**Problem details:** Gather all lines from the material that contain "Horner".

**Material shown:**
──────────────────────────────

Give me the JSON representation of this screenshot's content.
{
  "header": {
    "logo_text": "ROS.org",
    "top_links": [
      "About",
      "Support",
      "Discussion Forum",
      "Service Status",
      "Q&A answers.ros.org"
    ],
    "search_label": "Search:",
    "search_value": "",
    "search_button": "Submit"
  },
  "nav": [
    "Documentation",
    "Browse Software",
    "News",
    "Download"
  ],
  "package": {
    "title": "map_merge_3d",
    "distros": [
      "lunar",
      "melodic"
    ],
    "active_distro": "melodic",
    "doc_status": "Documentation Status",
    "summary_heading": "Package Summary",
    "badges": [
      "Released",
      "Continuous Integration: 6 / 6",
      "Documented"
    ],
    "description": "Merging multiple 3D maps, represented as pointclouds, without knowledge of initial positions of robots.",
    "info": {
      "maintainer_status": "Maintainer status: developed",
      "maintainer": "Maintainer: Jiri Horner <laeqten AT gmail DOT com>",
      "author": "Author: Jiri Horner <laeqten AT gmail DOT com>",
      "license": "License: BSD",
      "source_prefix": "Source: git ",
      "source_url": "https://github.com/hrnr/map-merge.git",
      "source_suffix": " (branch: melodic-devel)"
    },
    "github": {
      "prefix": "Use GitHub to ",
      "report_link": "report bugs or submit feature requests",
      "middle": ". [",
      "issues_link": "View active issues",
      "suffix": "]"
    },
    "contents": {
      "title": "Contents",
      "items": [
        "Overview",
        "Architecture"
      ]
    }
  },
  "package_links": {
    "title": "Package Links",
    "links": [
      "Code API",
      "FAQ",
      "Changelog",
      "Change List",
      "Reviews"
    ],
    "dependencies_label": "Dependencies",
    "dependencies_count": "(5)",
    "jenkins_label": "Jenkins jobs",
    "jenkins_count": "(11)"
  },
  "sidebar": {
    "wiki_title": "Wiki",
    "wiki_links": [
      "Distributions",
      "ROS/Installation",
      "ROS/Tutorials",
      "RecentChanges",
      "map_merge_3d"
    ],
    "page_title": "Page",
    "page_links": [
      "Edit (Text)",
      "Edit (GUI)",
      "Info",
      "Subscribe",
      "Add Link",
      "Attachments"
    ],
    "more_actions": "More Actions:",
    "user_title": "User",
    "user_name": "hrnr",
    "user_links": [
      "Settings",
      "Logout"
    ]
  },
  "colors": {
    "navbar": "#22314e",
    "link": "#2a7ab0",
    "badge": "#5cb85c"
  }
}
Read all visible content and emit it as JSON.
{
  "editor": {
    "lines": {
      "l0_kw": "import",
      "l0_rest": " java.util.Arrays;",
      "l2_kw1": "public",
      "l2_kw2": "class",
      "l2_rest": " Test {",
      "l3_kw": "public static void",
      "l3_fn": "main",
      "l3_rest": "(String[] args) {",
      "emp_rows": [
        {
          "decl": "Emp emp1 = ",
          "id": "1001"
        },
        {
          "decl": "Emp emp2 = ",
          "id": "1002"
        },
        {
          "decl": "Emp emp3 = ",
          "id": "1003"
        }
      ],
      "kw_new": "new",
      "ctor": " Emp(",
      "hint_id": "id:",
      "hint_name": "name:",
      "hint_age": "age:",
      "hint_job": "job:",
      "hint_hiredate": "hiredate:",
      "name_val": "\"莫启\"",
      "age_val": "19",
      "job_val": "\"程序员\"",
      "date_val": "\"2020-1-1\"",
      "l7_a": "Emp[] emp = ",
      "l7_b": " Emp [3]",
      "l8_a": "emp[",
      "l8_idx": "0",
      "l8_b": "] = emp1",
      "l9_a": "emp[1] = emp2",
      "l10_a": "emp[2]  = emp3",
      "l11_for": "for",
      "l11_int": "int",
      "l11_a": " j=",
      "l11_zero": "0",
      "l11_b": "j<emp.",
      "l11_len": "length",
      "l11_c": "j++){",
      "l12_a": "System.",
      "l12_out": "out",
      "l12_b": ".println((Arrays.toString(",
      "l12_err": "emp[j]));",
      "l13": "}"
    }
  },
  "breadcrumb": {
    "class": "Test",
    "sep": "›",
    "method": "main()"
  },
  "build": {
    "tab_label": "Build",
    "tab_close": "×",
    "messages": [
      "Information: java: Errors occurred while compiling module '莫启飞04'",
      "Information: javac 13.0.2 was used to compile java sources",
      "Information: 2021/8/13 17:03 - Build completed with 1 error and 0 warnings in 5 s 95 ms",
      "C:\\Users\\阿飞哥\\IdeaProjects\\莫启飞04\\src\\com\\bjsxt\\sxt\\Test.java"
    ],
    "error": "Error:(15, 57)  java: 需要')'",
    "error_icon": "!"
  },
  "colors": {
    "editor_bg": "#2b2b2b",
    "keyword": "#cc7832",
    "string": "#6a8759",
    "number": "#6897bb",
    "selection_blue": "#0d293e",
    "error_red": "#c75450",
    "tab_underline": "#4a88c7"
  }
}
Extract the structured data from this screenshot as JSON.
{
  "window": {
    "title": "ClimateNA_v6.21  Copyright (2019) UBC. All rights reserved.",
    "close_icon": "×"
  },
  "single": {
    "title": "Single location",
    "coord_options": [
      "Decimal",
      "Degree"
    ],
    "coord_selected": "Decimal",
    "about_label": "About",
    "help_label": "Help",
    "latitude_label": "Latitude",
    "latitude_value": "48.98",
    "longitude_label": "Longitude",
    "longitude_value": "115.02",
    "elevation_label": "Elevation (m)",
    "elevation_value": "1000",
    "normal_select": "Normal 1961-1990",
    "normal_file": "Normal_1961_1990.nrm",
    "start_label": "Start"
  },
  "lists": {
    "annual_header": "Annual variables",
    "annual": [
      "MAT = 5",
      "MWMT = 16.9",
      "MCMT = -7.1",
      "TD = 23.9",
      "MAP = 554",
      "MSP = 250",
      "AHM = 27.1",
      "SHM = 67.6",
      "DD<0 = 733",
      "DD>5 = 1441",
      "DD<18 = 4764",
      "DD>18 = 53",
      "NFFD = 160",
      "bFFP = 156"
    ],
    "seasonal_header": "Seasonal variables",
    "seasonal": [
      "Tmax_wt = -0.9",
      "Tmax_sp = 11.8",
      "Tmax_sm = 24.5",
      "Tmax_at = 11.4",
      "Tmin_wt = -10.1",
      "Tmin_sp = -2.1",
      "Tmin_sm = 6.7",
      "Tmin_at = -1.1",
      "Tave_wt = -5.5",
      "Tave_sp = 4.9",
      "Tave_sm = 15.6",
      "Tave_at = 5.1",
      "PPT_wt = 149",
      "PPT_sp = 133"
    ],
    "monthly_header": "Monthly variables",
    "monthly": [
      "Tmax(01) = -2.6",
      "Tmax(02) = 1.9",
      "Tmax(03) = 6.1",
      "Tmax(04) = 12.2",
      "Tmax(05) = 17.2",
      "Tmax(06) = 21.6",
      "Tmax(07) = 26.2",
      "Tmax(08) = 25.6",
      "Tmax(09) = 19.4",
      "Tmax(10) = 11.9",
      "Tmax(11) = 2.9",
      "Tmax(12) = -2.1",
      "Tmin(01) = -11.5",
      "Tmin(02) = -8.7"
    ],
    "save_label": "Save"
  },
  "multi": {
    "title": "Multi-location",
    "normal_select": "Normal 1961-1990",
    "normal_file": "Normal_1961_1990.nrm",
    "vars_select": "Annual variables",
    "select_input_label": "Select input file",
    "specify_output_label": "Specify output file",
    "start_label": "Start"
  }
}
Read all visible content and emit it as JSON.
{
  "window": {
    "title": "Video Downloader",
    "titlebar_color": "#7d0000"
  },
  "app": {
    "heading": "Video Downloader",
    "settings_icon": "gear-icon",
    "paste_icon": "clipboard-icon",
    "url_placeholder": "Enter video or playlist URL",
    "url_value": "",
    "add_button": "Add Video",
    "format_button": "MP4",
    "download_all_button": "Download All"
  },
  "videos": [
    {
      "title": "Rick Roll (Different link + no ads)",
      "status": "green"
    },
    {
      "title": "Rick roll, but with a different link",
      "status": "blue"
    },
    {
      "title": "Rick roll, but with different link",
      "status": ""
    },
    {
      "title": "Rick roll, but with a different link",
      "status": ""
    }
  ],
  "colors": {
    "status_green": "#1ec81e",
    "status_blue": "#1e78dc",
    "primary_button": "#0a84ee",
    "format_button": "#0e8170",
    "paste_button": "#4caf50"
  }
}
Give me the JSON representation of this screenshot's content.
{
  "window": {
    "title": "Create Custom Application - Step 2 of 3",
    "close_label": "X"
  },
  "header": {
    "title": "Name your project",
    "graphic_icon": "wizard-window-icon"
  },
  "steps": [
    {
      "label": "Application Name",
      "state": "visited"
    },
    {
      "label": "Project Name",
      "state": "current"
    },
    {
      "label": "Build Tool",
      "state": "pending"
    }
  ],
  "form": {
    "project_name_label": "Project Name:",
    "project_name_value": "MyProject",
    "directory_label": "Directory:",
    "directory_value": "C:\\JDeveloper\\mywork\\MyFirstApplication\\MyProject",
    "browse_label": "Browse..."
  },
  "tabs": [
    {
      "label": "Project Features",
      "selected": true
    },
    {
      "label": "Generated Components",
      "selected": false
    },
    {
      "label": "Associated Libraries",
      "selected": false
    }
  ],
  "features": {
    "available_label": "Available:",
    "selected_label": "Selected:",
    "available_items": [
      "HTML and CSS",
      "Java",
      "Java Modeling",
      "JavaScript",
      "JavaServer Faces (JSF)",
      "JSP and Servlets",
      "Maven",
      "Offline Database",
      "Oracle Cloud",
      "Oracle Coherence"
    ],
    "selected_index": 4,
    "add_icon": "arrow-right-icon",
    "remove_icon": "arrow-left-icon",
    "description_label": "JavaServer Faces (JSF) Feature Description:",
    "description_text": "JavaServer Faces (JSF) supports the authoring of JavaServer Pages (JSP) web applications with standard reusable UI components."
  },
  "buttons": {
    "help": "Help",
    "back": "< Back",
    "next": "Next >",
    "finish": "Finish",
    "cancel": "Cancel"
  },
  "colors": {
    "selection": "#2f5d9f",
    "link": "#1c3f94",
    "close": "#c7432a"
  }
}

──────────────────────────────

**Output of the exercise:**
      "maintainer": "Maintainer: Jiri Horner <laeqten AT gmail DOT com>",
      "author": "Author: Jiri Horner <laeqten AT gmail DOT com>",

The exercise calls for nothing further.